GOAL: Show every line in the entries below where the word "JSON" appears.

DATA TO PROCESS:
>> BEGIN

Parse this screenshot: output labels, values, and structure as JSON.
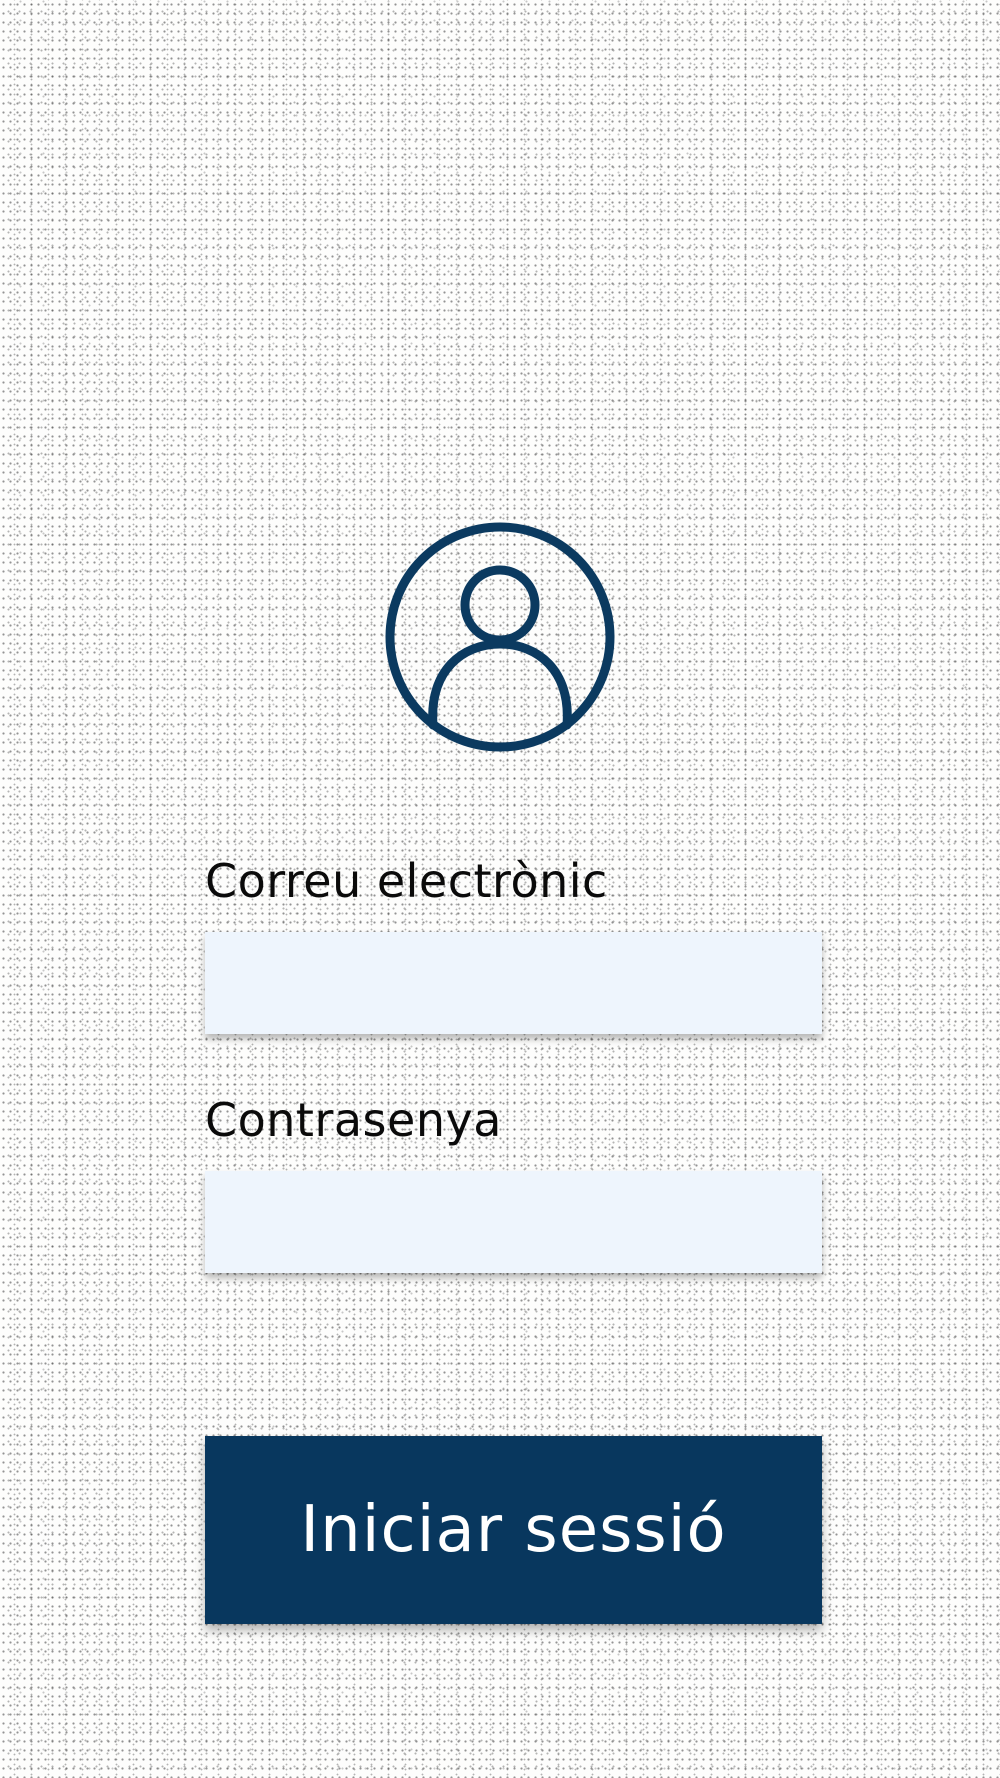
{
  "avatar": {
    "icon": "user-circle-icon",
    "color": "#0b3a60"
  },
  "form": {
    "email_label": "Correu electrònic",
    "email_value": "",
    "password_label": "Contrasenya",
    "password_value": "",
    "submit_label": "Iniciar sessió"
  },
  "colors": {
    "button_background": "#08375e",
    "input_background": "#eef5fd"
  }
}
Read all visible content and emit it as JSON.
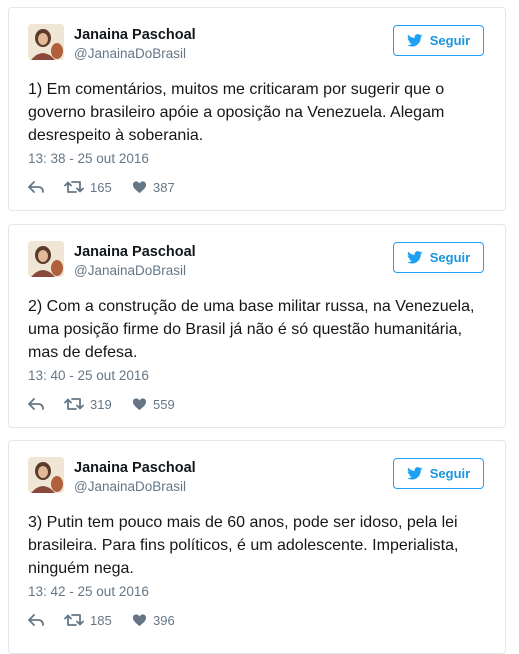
{
  "tweets": [
    {
      "name": "Janaina Paschoal",
      "handle": "@JanainaDoBrasil",
      "follow_label": "Seguir",
      "text": "1) Em comentários, muitos me criticaram por sugerir que o governo brasileiro apóie a oposição na Venezuela. Alegam desrespeito à soberania.",
      "time": "13: 38 - 25 out 2016",
      "retweets": "165",
      "likes": "387"
    },
    {
      "name": "Janaina Paschoal",
      "handle": "@JanainaDoBrasil",
      "follow_label": "Seguir",
      "text": "2) Com a construção de uma base militar russa, na Venezuela, uma posição firme do Brasil já não é só questão humanitária, mas de defesa.",
      "time": "13: 40 - 25 out 2016",
      "retweets": "319",
      "likes": "559"
    },
    {
      "name": "Janaina Paschoal",
      "handle": "@JanainaDoBrasil",
      "follow_label": "Seguir",
      "text": "3) Putin tem pouco mais de 60 anos, pode ser idoso, pela lei brasileira. Para fins políticos, é um adolescente. Imperialista, ninguém nega.",
      "time": "13: 42 - 25 out 2016",
      "retweets": "185",
      "likes": "396"
    }
  ],
  "colors": {
    "twitter_blue": "#1da1f2",
    "border": "#e1e8ed",
    "muted": "#657786",
    "text": "#14171a"
  },
  "icons": {
    "bird": "twitter-bird-icon",
    "reply": "reply-icon",
    "retweet": "retweet-icon",
    "like": "heart-icon"
  }
}
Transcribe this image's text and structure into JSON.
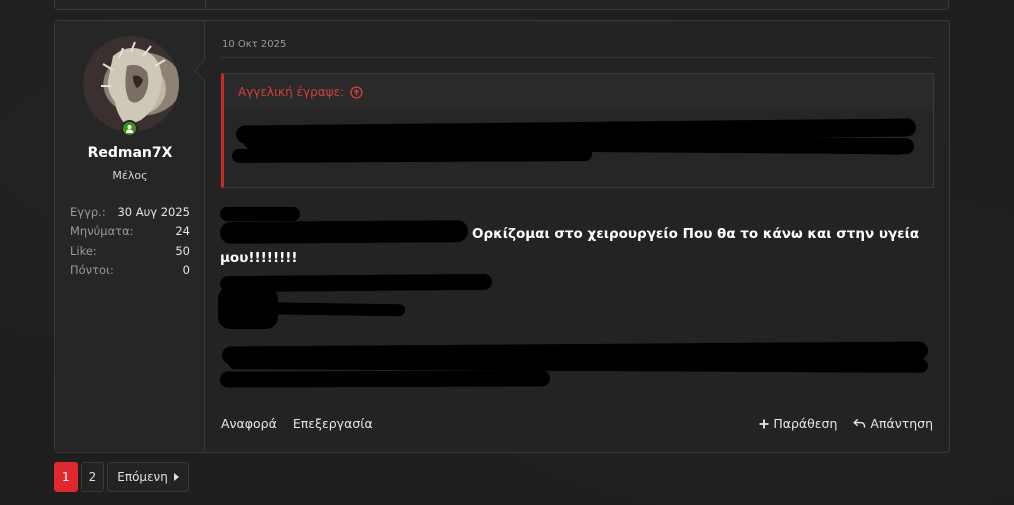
{
  "post": {
    "date": "10 Οκτ 2025",
    "user": {
      "name": "Redman7X",
      "role": "Μέλος",
      "stats": [
        {
          "label": "Εγγρ.:",
          "value": "30 Αυγ 2025"
        },
        {
          "label": "Μηνύματα:",
          "value": "24"
        },
        {
          "label": "Like:",
          "value": "50"
        },
        {
          "label": "Πόντοι:",
          "value": "0"
        }
      ]
    },
    "quote": {
      "author_label": "Αγγελική έγραψε:"
    },
    "message_line1": "Ορκίζομαι στο χειρουργείο Που θα το κάνω και στην υγεία",
    "message_line2": "μου!!!!!!!!",
    "actions": {
      "report": "Αναφορά",
      "edit": "Επεξεργασία",
      "quote": "Παράθεση",
      "reply": "Απάντηση"
    }
  },
  "pagination": {
    "pages": [
      "1",
      "2"
    ],
    "current": "1",
    "next_label": "Επόμενη"
  },
  "colors": {
    "accent": "#e0292f",
    "quote_red": "#d63d3d",
    "online": "#3f8f1f"
  }
}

>> END

COMPLETE OUTPUT:
Parse this screenshot: output labels, values, and structure as JSON.
Read all visible content and emit it as JSON.
Transcribe this image's text and structure into JSON.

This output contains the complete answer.